Structured figure records
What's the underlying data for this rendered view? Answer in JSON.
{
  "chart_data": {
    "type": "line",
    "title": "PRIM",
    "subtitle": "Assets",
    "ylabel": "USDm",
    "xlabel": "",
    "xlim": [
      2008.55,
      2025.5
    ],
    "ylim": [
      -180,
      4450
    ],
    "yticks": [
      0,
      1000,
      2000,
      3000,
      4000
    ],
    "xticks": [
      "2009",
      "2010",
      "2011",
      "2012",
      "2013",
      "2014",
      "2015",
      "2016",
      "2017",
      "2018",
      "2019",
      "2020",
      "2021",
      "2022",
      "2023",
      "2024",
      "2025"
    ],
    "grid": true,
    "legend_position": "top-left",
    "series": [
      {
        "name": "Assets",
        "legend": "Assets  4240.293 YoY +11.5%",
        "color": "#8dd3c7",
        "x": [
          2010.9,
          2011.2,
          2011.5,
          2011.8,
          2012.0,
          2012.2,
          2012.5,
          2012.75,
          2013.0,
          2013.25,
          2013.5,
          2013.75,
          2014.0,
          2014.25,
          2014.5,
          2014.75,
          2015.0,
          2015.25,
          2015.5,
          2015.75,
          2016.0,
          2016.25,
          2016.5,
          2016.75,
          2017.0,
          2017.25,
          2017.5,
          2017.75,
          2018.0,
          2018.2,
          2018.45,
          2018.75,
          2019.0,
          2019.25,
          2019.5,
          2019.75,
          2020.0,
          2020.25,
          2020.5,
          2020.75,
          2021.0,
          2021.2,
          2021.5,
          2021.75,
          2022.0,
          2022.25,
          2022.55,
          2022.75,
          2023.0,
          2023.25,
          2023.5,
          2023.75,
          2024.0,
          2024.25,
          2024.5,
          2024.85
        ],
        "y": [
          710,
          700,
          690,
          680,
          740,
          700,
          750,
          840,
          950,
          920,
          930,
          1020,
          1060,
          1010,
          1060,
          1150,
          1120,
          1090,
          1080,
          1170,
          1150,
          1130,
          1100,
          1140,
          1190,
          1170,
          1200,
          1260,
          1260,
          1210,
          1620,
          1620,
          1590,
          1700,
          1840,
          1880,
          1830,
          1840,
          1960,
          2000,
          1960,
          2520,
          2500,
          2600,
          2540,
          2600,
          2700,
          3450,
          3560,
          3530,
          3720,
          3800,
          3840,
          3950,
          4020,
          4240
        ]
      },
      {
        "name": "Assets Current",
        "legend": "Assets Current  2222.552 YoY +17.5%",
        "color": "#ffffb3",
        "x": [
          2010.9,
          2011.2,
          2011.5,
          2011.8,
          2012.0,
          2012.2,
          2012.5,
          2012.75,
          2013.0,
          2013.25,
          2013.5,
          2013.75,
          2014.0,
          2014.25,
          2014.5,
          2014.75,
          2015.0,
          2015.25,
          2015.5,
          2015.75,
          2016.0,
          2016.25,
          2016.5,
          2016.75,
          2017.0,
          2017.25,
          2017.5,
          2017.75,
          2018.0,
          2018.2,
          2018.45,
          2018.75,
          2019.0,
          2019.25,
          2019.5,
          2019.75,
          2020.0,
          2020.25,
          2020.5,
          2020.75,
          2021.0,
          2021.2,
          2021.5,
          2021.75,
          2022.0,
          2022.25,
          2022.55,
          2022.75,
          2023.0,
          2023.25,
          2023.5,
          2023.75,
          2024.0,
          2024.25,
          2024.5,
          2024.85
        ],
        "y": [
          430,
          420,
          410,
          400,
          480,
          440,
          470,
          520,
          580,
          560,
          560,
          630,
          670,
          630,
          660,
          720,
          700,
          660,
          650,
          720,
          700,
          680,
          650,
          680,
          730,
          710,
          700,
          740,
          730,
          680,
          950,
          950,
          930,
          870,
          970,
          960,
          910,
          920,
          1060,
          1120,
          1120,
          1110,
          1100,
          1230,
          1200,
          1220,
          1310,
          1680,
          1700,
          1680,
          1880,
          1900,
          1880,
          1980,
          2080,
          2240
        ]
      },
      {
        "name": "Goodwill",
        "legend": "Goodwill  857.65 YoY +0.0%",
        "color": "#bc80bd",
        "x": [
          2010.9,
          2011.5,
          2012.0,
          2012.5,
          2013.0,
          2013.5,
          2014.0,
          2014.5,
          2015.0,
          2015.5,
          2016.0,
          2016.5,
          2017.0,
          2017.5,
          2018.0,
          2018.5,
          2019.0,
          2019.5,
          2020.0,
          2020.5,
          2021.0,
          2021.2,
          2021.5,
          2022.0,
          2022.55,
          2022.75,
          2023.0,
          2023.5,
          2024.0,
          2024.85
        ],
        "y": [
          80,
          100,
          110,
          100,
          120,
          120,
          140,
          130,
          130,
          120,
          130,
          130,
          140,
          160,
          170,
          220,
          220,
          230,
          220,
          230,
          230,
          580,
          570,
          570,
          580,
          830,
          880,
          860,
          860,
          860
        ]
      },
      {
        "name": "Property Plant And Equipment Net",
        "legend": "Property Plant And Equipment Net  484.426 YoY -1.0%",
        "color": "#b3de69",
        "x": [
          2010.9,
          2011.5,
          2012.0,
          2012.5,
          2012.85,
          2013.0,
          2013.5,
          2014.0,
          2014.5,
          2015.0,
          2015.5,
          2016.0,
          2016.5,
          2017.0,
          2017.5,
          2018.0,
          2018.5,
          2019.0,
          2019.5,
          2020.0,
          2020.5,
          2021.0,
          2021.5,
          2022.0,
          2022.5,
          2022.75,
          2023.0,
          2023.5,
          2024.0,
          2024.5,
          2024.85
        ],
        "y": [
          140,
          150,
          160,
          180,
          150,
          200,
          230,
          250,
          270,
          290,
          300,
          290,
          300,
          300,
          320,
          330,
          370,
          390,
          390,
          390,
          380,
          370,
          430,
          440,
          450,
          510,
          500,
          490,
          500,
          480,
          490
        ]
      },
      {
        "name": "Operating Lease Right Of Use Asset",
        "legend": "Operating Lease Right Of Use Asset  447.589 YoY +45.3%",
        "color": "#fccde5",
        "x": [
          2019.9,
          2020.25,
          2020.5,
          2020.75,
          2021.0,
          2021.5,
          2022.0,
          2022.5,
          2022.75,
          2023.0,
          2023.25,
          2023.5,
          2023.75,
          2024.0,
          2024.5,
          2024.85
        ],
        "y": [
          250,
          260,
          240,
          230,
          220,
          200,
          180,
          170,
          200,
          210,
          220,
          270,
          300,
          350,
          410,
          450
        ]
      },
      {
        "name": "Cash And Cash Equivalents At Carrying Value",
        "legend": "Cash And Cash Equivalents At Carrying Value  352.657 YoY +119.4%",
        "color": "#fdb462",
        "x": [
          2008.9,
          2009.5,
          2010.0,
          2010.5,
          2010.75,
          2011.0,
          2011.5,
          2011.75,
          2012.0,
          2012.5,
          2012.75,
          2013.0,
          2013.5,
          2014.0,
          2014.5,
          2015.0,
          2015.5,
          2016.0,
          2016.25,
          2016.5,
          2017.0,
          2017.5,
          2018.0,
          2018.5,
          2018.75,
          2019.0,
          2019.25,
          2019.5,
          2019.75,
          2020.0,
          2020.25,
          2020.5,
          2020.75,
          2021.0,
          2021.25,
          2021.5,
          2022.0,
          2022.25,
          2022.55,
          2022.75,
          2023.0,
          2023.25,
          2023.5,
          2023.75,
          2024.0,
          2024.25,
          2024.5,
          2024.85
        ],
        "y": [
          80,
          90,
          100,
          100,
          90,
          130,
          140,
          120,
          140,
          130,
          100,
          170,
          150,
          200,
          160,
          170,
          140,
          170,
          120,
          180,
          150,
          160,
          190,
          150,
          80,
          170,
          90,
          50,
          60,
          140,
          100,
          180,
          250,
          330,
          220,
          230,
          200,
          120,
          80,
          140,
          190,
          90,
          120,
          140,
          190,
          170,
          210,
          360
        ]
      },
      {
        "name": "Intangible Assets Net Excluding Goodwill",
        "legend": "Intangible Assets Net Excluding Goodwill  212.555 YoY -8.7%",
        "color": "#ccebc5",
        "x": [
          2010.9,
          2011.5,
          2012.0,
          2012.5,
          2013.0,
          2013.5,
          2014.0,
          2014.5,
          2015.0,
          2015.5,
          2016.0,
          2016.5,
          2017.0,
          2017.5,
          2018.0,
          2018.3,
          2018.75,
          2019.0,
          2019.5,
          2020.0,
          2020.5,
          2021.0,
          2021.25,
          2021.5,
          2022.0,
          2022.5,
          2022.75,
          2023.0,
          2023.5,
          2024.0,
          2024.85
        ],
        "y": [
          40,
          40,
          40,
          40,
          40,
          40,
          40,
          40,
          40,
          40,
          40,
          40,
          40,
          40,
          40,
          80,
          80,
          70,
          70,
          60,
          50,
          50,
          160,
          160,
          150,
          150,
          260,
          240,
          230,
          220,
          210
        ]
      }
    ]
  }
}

→ **Work instructions**: Give solely the number of lines in the data that contain the string "Right".

→ **Task result**: 2